EXERCISE DETAILS: Could you write out the records below exactly as they appear, leaving out any pictures?

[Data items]
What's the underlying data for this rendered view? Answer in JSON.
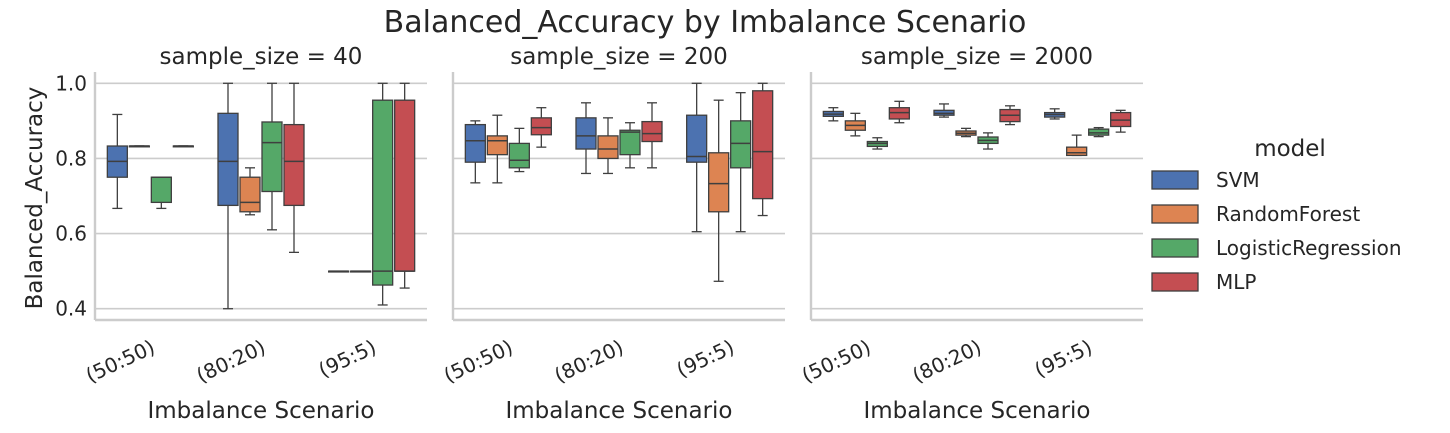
{
  "chart_data": {
    "type": "box",
    "title": "Balanced_Accuracy by Imbalance Scenario",
    "ylabel": "Balanced_Accuracy",
    "xlabel": "Imbalance Scenario",
    "ylim": [
      0.37,
      1.03
    ],
    "yticks": [
      "0.4",
      "0.6",
      "0.8",
      "1.0"
    ],
    "ytick_values": [
      0.4,
      0.6,
      0.8,
      1.0
    ],
    "grid": "horizontal",
    "categories": [
      "(50:50)",
      "(80:20)",
      "(95:5)"
    ],
    "legend": {
      "title": "model",
      "placement": "right",
      "entries": [
        {
          "name": "SVM",
          "color": "#4c72b0"
        },
        {
          "name": "RandomForest",
          "color": "#dd8452"
        },
        {
          "name": "LogisticRegression",
          "color": "#55a868"
        },
        {
          "name": "MLP",
          "color": "#c44e52"
        }
      ]
    },
    "panels": [
      {
        "title": "sample_size = 40",
        "boxes": [
          [
            [
              0.667,
              0.75,
              0.792,
              0.833,
              0.917
            ],
            [
              0.833,
              0.833,
              0.833,
              0.833,
              0.833
            ],
            [
              0.667,
              0.683,
              0.75,
              0.75,
              0.75
            ],
            [
              0.833,
              0.833,
              0.833,
              0.833,
              0.833
            ]
          ],
          [
            [
              0.4,
              0.675,
              0.792,
              0.92,
              1.0
            ],
            [
              0.65,
              0.658,
              0.683,
              0.75,
              0.775
            ],
            [
              0.61,
              0.712,
              0.842,
              0.897,
              1.0
            ],
            [
              0.55,
              0.675,
              0.792,
              0.89,
              1.0
            ]
          ],
          [
            [
              0.5,
              0.5,
              0.5,
              0.5,
              0.5
            ],
            [
              0.5,
              0.5,
              0.5,
              0.5,
              0.5
            ],
            [
              0.41,
              0.463,
              0.5,
              0.955,
              1.0
            ],
            [
              0.455,
              0.5,
              0.5,
              0.955,
              1.0
            ]
          ]
        ]
      },
      {
        "title": "sample_size = 200",
        "boxes": [
          [
            [
              0.735,
              0.79,
              0.847,
              0.89,
              0.9
            ],
            [
              0.735,
              0.81,
              0.847,
              0.86,
              0.915
            ],
            [
              0.765,
              0.775,
              0.795,
              0.84,
              0.88
            ],
            [
              0.83,
              0.863,
              0.882,
              0.908,
              0.935
            ]
          ],
          [
            [
              0.76,
              0.825,
              0.86,
              0.908,
              0.948
            ],
            [
              0.76,
              0.8,
              0.825,
              0.86,
              0.908
            ],
            [
              0.775,
              0.81,
              0.87,
              0.875,
              0.895
            ],
            [
              0.775,
              0.845,
              0.866,
              0.898,
              0.948
            ]
          ],
          [
            [
              0.605,
              0.79,
              0.805,
              0.915,
              1.0
            ],
            [
              0.473,
              0.658,
              0.733,
              0.815,
              0.955
            ],
            [
              0.605,
              0.775,
              0.84,
              0.9,
              0.975
            ],
            [
              0.648,
              0.693,
              0.818,
              0.98,
              1.0
            ]
          ]
        ]
      },
      {
        "title": "sample_size = 2000",
        "boxes": [
          [
            [
              0.9,
              0.912,
              0.918,
              0.925,
              0.935
            ],
            [
              0.86,
              0.875,
              0.888,
              0.9,
              0.92
            ],
            [
              0.825,
              0.832,
              0.84,
              0.845,
              0.855
            ],
            [
              0.895,
              0.905,
              0.922,
              0.935,
              0.952
            ]
          ],
          [
            [
              0.91,
              0.915,
              0.92,
              0.928,
              0.945
            ],
            [
              0.858,
              0.862,
              0.867,
              0.873,
              0.88
            ],
            [
              0.825,
              0.84,
              0.848,
              0.857,
              0.868
            ],
            [
              0.89,
              0.898,
              0.915,
              0.93,
              0.94
            ]
          ],
          [
            [
              0.905,
              0.91,
              0.917,
              0.922,
              0.932
            ],
            [
              0.808,
              0.808,
              0.815,
              0.83,
              0.862
            ],
            [
              0.858,
              0.862,
              0.868,
              0.878,
              0.882
            ],
            [
              0.87,
              0.885,
              0.902,
              0.922,
              0.928
            ]
          ]
        ]
      }
    ]
  }
}
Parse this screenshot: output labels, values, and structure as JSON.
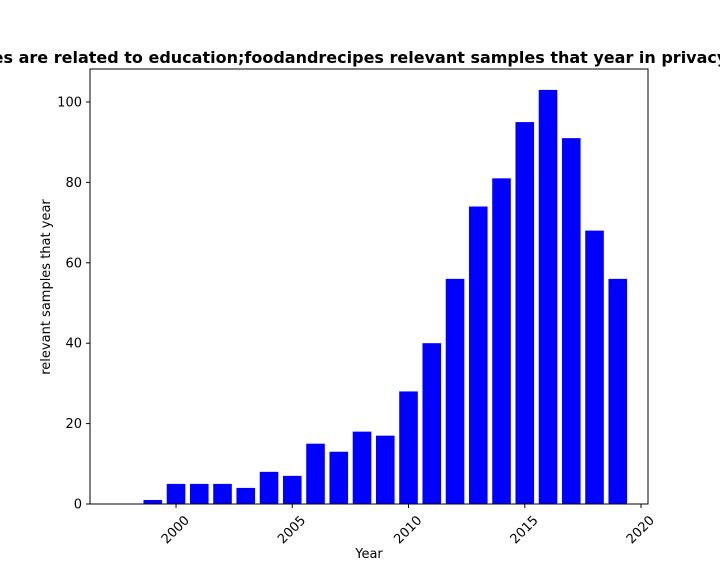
{
  "chart_data": {
    "type": "bar",
    "title": "es are related to education;foodandrecipes relevant samples that year in privacy",
    "xlabel": "Year",
    "ylabel": "relevant samples that year",
    "x": [
      1999,
      2000,
      2001,
      2002,
      2003,
      2004,
      2005,
      2006,
      2007,
      2008,
      2009,
      2010,
      2011,
      2012,
      2013,
      2014,
      2015,
      2016,
      2017,
      2018,
      2019
    ],
    "values": [
      1,
      5,
      5,
      5,
      4,
      8,
      7,
      15,
      13,
      18,
      17,
      28,
      40,
      56,
      74,
      81,
      95,
      103,
      91,
      68,
      56
    ],
    "xlim": [
      1996.3,
      2020.3
    ],
    "ylim": [
      0,
      108.2
    ],
    "xticks": [
      2000,
      2005,
      2010,
      2015,
      2020
    ],
    "yticks": [
      0,
      20,
      40,
      60,
      80,
      100
    ],
    "bar_color": "#0000ff",
    "grid": false,
    "legend": "none"
  }
}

TASK RESULT:
What's the underlying data for this rendered view? Answer in JSON.
{
  "chart_data": {
    "type": "box",
    "title": "Balanced_Accuracy by Imbalance Scenario",
    "ylabel": "Balanced_Accuracy",
    "xlabel": "Imbalance Scenario",
    "ylim": [
      0.37,
      1.03
    ],
    "yticks": [
      "0.4",
      "0.6",
      "0.8",
      "1.0"
    ],
    "ytick_values": [
      0.4,
      0.6,
      0.8,
      1.0
    ],
    "grid": "horizontal",
    "categories": [
      "(50:50)",
      "(80:20)",
      "(95:5)"
    ],
    "legend": {
      "title": "model",
      "placement": "right",
      "entries": [
        {
          "name": "SVM",
          "color": "#4c72b0"
        },
        {
          "name": "RandomForest",
          "color": "#dd8452"
        },
        {
          "name": "LogisticRegression",
          "color": "#55a868"
        },
        {
          "name": "MLP",
          "color": "#c44e52"
        }
      ]
    },
    "panels": [
      {
        "title": "sample_size = 40",
        "boxes": [
          [
            [
              0.667,
              0.75,
              0.792,
              0.833,
              0.917
            ],
            [
              0.833,
              0.833,
              0.833,
              0.833,
              0.833
            ],
            [
              0.667,
              0.683,
              0.75,
              0.75,
              0.75
            ],
            [
              0.833,
              0.833,
              0.833,
              0.833,
              0.833
            ]
          ],
          [
            [
              0.4,
              0.675,
              0.792,
              0.92,
              1.0
            ],
            [
              0.65,
              0.658,
              0.683,
              0.75,
              0.775
            ],
            [
              0.61,
              0.712,
              0.842,
              0.897,
              1.0
            ],
            [
              0.55,
              0.675,
              0.792,
              0.89,
              1.0
            ]
          ],
          [
            [
              0.5,
              0.5,
              0.5,
              0.5,
              0.5
            ],
            [
              0.5,
              0.5,
              0.5,
              0.5,
              0.5
            ],
            [
              0.41,
              0.463,
              0.5,
              0.955,
              1.0
            ],
            [
              0.455,
              0.5,
              0.5,
              0.955,
              1.0
            ]
          ]
        ]
      },
      {
        "title": "sample_size = 200",
        "boxes": [
          [
            [
              0.735,
              0.79,
              0.847,
              0.89,
              0.9
            ],
            [
              0.735,
              0.81,
              0.847,
              0.86,
              0.915
            ],
            [
              0.765,
              0.775,
              0.795,
              0.84,
              0.88
            ],
            [
              0.83,
              0.863,
              0.882,
              0.908,
              0.935
            ]
          ],
          [
            [
              0.76,
              0.825,
              0.86,
              0.908,
              0.948
            ],
            [
              0.76,
              0.8,
              0.825,
              0.86,
              0.908
            ],
            [
              0.775,
              0.81,
              0.87,
              0.875,
              0.895
            ],
            [
              0.775,
              0.845,
              0.866,
              0.898,
              0.948
            ]
          ],
          [
            [
              0.605,
              0.79,
              0.805,
              0.915,
              1.0
            ],
            [
              0.473,
              0.658,
              0.733,
              0.815,
              0.955
            ],
            [
              0.605,
              0.775,
              0.84,
              0.9,
              0.975
            ],
            [
              0.648,
              0.693,
              0.818,
              0.98,
              1.0
            ]
          ]
        ]
      },
      {
        "title": "sample_size = 2000",
        "boxes": [
          [
            [
              0.9,
              0.912,
              0.918,
              0.925,
              0.935
            ],
            [
              0.86,
              0.875,
              0.888,
              0.9,
              0.92
            ],
            [
              0.825,
              0.832,
              0.84,
              0.845,
              0.855
            ],
            [
              0.895,
              0.905,
              0.922,
              0.935,
              0.952
            ]
          ],
          [
            [
              0.91,
              0.915,
              0.92,
              0.928,
              0.945
            ],
            [
              0.858,
              0.862,
              0.867,
              0.873,
              0.88
            ],
            [
              0.825,
              0.84,
              0.848,
              0.857,
              0.868
            ],
            [
              0.89,
              0.898,
              0.915,
              0.93,
              0.94
            ]
          ],
          [
            [
              0.905,
              0.91,
              0.917,
              0.922,
              0.932
            ],
            [
              0.808,
              0.808,
              0.815,
              0.83,
              0.862
            ],
            [
              0.858,
              0.862,
              0.868,
              0.878,
              0.882
            ],
            [
              0.87,
              0.885,
              0.902,
              0.922,
              0.928
            ]
          ]
        ]
      }
    ]
  }
}
Parse this screenshot: output labels, values, and structure as JSON.
{
  "chart_data": {
    "type": "bar",
    "title": "es are related to education;foodandrecipes relevant samples that year in privacy",
    "xlabel": "Year",
    "ylabel": "relevant samples that year",
    "x": [
      1999,
      2000,
      2001,
      2002,
      2003,
      2004,
      2005,
      2006,
      2007,
      2008,
      2009,
      2010,
      2011,
      2012,
      2013,
      2014,
      2015,
      2016,
      2017,
      2018,
      2019
    ],
    "values": [
      1,
      5,
      5,
      5,
      4,
      8,
      7,
      15,
      13,
      18,
      17,
      28,
      40,
      56,
      74,
      81,
      95,
      103,
      91,
      68,
      56
    ],
    "xlim": [
      1996.3,
      2020.3
    ],
    "ylim": [
      0,
      108.2
    ],
    "xticks": [
      2000,
      2005,
      2010,
      2015,
      2020
    ],
    "yticks": [
      0,
      20,
      40,
      60,
      80,
      100
    ],
    "bar_color": "#0000ff",
    "grid": false,
    "legend": "none"
  }
}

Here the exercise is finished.